▶ **SHORT EXERCISE**: What is the number of lines containing the word "feta"? Please answer with that number and nothing more.
>>>
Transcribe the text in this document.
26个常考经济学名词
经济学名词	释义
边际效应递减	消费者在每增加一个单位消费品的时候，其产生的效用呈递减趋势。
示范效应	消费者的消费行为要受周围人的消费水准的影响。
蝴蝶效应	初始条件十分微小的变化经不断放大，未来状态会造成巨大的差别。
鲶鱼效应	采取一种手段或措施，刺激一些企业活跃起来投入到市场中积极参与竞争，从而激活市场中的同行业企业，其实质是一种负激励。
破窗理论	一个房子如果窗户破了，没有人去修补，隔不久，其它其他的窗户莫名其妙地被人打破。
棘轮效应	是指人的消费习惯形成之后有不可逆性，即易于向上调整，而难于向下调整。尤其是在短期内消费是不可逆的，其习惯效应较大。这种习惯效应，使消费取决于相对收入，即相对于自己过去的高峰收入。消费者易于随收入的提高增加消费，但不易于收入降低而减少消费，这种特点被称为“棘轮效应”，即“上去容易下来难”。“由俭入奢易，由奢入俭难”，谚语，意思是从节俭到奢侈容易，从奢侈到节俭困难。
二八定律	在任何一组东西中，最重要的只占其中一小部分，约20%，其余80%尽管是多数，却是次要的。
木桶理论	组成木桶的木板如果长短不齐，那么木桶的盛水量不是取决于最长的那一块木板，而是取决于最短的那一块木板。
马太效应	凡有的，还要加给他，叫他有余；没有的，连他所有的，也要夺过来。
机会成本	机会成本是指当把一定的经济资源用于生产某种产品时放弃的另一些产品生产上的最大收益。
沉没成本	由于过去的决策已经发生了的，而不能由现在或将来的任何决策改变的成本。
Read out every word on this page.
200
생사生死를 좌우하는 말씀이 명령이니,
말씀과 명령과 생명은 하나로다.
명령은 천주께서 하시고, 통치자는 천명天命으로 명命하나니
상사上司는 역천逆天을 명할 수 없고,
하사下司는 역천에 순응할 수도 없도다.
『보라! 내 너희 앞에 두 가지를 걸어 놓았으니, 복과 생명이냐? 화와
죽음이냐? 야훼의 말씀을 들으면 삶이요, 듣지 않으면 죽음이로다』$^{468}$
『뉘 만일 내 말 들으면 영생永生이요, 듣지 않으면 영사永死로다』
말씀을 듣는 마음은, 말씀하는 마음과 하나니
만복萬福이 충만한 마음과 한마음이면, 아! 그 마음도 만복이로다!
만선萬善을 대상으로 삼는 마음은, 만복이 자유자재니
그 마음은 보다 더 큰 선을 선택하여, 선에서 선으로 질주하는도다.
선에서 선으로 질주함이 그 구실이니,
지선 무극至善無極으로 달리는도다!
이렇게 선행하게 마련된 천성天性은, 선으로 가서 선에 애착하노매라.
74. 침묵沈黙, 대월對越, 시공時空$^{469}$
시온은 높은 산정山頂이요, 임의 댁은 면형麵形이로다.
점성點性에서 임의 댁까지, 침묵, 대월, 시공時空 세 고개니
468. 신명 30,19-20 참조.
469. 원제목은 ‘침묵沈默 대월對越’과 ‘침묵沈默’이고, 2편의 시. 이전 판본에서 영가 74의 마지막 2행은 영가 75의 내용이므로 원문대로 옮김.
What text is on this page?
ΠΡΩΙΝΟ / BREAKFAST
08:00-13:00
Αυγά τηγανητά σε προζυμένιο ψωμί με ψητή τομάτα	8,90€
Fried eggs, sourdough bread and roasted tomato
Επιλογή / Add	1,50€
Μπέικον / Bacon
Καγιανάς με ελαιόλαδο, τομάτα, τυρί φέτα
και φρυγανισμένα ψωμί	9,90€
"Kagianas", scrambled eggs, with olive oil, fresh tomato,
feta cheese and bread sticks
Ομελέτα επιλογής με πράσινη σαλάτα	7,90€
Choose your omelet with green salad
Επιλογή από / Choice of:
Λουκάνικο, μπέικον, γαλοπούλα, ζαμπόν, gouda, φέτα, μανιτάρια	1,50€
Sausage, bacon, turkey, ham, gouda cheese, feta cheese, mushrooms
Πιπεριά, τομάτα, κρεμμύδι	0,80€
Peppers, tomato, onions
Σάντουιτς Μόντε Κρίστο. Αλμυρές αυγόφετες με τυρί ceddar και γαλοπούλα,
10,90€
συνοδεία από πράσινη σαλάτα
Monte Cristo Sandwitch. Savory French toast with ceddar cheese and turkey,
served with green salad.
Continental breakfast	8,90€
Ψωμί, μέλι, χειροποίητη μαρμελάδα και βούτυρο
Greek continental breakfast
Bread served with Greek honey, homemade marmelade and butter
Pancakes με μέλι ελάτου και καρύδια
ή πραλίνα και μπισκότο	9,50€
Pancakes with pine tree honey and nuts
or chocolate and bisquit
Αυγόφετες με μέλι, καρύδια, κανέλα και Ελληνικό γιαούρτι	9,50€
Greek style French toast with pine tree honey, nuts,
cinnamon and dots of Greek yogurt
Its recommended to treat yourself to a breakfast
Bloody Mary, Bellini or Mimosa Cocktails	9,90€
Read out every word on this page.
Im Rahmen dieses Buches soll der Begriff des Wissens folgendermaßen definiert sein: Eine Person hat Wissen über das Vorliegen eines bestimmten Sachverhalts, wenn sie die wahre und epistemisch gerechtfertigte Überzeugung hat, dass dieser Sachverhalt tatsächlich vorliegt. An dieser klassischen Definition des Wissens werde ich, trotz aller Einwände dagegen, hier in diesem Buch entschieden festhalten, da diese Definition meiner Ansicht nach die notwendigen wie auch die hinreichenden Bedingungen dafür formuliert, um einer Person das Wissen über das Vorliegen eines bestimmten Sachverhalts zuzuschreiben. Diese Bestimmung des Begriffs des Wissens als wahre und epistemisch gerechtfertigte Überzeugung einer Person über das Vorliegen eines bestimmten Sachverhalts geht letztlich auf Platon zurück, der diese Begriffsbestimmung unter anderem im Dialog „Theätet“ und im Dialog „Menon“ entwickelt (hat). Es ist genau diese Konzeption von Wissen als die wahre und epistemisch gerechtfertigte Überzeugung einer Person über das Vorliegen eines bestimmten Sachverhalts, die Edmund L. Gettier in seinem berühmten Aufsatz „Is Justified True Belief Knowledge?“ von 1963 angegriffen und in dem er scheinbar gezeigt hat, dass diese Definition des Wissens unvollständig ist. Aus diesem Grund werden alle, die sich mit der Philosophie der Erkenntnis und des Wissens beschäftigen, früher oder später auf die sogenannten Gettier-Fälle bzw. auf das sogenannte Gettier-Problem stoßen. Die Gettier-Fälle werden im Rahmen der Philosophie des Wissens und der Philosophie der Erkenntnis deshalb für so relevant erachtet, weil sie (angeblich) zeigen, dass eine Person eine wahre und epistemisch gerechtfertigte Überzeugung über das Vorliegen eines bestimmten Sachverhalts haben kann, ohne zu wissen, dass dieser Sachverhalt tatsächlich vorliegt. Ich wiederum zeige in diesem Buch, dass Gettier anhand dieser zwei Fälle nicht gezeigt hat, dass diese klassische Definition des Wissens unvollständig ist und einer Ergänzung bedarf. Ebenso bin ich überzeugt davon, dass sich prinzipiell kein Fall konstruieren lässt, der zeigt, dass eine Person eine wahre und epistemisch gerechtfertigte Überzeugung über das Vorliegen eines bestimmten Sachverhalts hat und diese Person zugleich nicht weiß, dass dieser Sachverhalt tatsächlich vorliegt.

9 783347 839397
<<<
▶ **THE SOLUTION**: 2